### INSTRUCTIONS TO FOLLOW
Return all of the data exactly as given.

### GIVEN DATA
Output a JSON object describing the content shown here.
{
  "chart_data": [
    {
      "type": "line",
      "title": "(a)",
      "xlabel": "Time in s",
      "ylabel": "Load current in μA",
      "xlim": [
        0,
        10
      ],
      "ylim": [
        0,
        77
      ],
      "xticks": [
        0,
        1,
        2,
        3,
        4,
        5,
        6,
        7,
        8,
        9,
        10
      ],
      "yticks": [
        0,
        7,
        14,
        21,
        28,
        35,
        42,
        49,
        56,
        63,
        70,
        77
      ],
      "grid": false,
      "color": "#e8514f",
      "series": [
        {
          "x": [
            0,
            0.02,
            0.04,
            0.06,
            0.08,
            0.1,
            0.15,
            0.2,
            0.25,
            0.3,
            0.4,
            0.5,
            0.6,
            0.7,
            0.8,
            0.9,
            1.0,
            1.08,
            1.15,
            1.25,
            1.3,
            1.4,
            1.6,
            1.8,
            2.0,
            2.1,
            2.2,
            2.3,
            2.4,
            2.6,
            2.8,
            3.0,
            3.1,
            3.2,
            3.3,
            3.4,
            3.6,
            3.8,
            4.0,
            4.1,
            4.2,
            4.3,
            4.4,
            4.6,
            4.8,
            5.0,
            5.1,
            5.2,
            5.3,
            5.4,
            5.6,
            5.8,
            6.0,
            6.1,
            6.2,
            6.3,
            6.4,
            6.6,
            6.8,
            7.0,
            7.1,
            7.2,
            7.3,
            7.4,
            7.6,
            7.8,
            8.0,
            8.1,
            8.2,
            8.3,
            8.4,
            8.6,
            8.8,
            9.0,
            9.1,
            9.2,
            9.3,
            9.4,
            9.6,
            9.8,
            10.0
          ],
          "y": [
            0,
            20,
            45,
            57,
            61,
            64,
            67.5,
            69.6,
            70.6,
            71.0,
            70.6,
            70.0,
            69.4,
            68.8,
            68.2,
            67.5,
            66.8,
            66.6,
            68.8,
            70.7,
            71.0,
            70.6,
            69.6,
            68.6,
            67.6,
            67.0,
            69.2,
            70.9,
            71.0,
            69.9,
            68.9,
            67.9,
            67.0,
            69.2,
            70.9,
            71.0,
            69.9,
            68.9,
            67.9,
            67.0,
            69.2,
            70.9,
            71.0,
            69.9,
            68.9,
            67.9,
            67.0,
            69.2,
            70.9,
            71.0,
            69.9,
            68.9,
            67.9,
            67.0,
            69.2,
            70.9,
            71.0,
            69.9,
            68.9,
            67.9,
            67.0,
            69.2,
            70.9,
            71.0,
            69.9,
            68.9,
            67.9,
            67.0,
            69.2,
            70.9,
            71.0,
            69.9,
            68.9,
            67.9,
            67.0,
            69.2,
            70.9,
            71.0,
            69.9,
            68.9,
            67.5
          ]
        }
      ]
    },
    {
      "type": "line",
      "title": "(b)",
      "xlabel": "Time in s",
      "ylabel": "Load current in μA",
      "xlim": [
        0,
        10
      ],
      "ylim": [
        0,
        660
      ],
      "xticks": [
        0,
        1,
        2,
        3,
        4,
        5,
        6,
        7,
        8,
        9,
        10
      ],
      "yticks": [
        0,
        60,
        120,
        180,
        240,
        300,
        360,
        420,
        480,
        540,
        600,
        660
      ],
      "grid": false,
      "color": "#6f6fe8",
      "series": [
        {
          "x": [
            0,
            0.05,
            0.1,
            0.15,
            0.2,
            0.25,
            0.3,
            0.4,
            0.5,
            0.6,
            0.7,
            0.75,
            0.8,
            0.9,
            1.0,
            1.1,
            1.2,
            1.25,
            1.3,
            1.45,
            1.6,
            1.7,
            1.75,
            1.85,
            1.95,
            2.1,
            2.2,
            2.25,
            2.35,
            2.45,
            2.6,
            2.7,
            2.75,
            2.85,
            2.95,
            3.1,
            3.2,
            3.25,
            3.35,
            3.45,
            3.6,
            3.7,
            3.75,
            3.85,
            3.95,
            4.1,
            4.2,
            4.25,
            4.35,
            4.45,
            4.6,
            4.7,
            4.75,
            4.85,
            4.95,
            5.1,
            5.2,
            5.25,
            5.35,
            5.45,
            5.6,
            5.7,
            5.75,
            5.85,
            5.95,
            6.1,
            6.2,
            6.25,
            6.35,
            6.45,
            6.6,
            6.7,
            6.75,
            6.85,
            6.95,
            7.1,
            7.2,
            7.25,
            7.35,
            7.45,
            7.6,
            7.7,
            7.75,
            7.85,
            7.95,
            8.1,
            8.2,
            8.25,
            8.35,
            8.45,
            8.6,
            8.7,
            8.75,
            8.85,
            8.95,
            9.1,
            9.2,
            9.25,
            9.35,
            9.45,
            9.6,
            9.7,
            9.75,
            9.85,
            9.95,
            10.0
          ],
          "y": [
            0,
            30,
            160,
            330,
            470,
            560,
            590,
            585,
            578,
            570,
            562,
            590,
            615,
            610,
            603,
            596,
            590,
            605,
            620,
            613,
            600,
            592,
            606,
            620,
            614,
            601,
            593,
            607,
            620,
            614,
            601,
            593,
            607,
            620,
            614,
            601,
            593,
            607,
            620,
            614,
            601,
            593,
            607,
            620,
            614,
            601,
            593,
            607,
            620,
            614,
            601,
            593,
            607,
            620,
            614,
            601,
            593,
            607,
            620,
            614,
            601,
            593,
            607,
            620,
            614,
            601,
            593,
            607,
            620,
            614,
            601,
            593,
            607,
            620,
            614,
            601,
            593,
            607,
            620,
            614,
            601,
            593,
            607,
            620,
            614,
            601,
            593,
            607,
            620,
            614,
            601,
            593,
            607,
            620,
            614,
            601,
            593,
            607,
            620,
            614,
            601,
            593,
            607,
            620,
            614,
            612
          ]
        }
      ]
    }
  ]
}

### REPLY
Output a JSON object describing the content shown here.
{
  "chart_data": [
    {
      "type": "line",
      "title": "(a)",
      "xlabel": "Time in s",
      "ylabel": "Load current in μA",
      "xlim": [
        0,
        10
      ],
      "ylim": [
        0,
        77
      ],
      "xticks": [
        0,
        1,
        2,
        3,
        4,
        5,
        6,
        7,
        8,
        9,
        10
      ],
      "yticks": [
        0,
        7,
        14,
        21,
        28,
        35,
        42,
        49,
        56,
        63,
        70,
        77
      ],
      "grid": false,
      "color": "#e8514f",
      "series": [
        {
          "x": [
            0,
            0.02,
            0.04,
            0.06,
            0.08,
            0.1,
            0.15,
            0.2,
            0.25,
            0.3,
            0.4,
            0.5,
            0.6,
            0.7,
            0.8,
            0.9,
            1.0,
            1.08,
            1.15,
            1.25,
            1.3,
            1.4,
            1.6,
            1.8,
            2.0,
            2.1,
            2.2,
            2.3,
            2.4,
            2.6,
            2.8,
            3.0,
            3.1,
            3.2,
            3.3,
            3.4,
            3.6,
            3.8,
            4.0,
            4.1,
            4.2,
            4.3,
            4.4,
            4.6,
            4.8,
            5.0,
            5.1,
            5.2,
            5.3,
            5.4,
            5.6,
            5.8,
            6.0,
            6.1,
            6.2,
            6.3,
            6.4,
            6.6,
            6.8,
            7.0,
            7.1,
            7.2,
            7.3,
            7.4,
            7.6,
            7.8,
            8.0,
            8.1,
            8.2,
            8.3,
            8.4,
            8.6,
            8.8,
            9.0,
            9.1,
            9.2,
            9.3,
            9.4,
            9.6,
            9.8,
            10.0
          ],
          "y": [
            0,
            20,
            45,
            57,
            61,
            64,
            67.5,
            69.6,
            70.6,
            71.0,
            70.6,
            70.0,
            69.4,
            68.8,
            68.2,
            67.5,
            66.8,
            66.6,
            68.8,
            70.7,
            71.0,
            70.6,
            69.6,
            68.6,
            67.6,
            67.0,
            69.2,
            70.9,
            71.0,
            69.9,
            68.9,
            67.9,
            67.0,
            69.2,
            70.9,
            71.0,
            69.9,
            68.9,
            67.9,
            67.0,
            69.2,
            70.9,
            71.0,
            69.9,
            68.9,
            67.9,
            67.0,
            69.2,
            70.9,
            71.0,
            69.9,
            68.9,
            67.9,
            67.0,
            69.2,
            70.9,
            71.0,
            69.9,
            68.9,
            67.9,
            67.0,
            69.2,
            70.9,
            71.0,
            69.9,
            68.9,
            67.9,
            67.0,
            69.2,
            70.9,
            71.0,
            69.9,
            68.9,
            67.9,
            67.0,
            69.2,
            70.9,
            71.0,
            69.9,
            68.9,
            67.5
          ]
        }
      ]
    },
    {
      "type": "line",
      "title": "(b)",
      "xlabel": "Time in s",
      "ylabel": "Load current in μA",
      "xlim": [
        0,
        10
      ],
      "ylim": [
        0,
        660
      ],
      "xticks": [
        0,
        1,
        2,
        3,
        4,
        5,
        6,
        7,
        8,
        9,
        10
      ],
      "yticks": [
        0,
        60,
        120,
        180,
        240,
        300,
        360,
        420,
        480,
        540,
        600,
        660
      ],
      "grid": false,
      "color": "#6f6fe8",
      "series": [
        {
          "x": [
            0,
            0.05,
            0.1,
            0.15,
            0.2,
            0.25,
            0.3,
            0.4,
            0.5,
            0.6,
            0.7,
            0.75,
            0.8,
            0.9,
            1.0,
            1.1,
            1.2,
            1.25,
            1.3,
            1.45,
            1.6,
            1.7,
            1.75,
            1.85,
            1.95,
            2.1,
            2.2,
            2.25,
            2.35,
            2.45,
            2.6,
            2.7,
            2.75,
            2.85,
            2.95,
            3.1,
            3.2,
            3.25,
            3.35,
            3.45,
            3.6,
            3.7,
            3.75,
            3.85,
            3.95,
            4.1,
            4.2,
            4.25,
            4.35,
            4.45,
            4.6,
            4.7,
            4.75,
            4.85,
            4.95,
            5.1,
            5.2,
            5.25,
            5.35,
            5.45,
            5.6,
            5.7,
            5.75,
            5.85,
            5.95,
            6.1,
            6.2,
            6.25,
            6.35,
            6.45,
            6.6,
            6.7,
            6.75,
            6.85,
            6.95,
            7.1,
            7.2,
            7.25,
            7.35,
            7.45,
            7.6,
            7.7,
            7.75,
            7.85,
            7.95,
            8.1,
            8.2,
            8.25,
            8.35,
            8.45,
            8.6,
            8.7,
            8.75,
            8.85,
            8.95,
            9.1,
            9.2,
            9.25,
            9.35,
            9.45,
            9.6,
            9.7,
            9.75,
            9.85,
            9.95,
            10.0
          ],
          "y": [
            0,
            30,
            160,
            330,
            470,
            560,
            590,
            585,
            578,
            570,
            562,
            590,
            615,
            610,
            603,
            596,
            590,
            605,
            620,
            613,
            600,
            592,
            606,
            620,
            614,
            601,
            593,
            607,
            620,
            614,
            601,
            593,
            607,
            620,
            614,
            601,
            593,
            607,
            620,
            614,
            601,
            593,
            607,
            620,
            614,
            601,
            593,
            607,
            620,
            614,
            601,
            593,
            607,
            620,
            614,
            601,
            593,
            607,
            620,
            614,
            601,
            593,
            607,
            620,
            614,
            601,
            593,
            607,
            620,
            614,
            601,
            593,
            607,
            620,
            614,
            601,
            593,
            607,
            620,
            614,
            601,
            593,
            607,
            620,
            614,
            601,
            593,
            607,
            620,
            614,
            601,
            593,
            607,
            620,
            614,
            601,
            593,
            607,
            620,
            614,
            601,
            593,
            607,
            620,
            614,
            612
          ]
        }
      ]
    }
  ]
}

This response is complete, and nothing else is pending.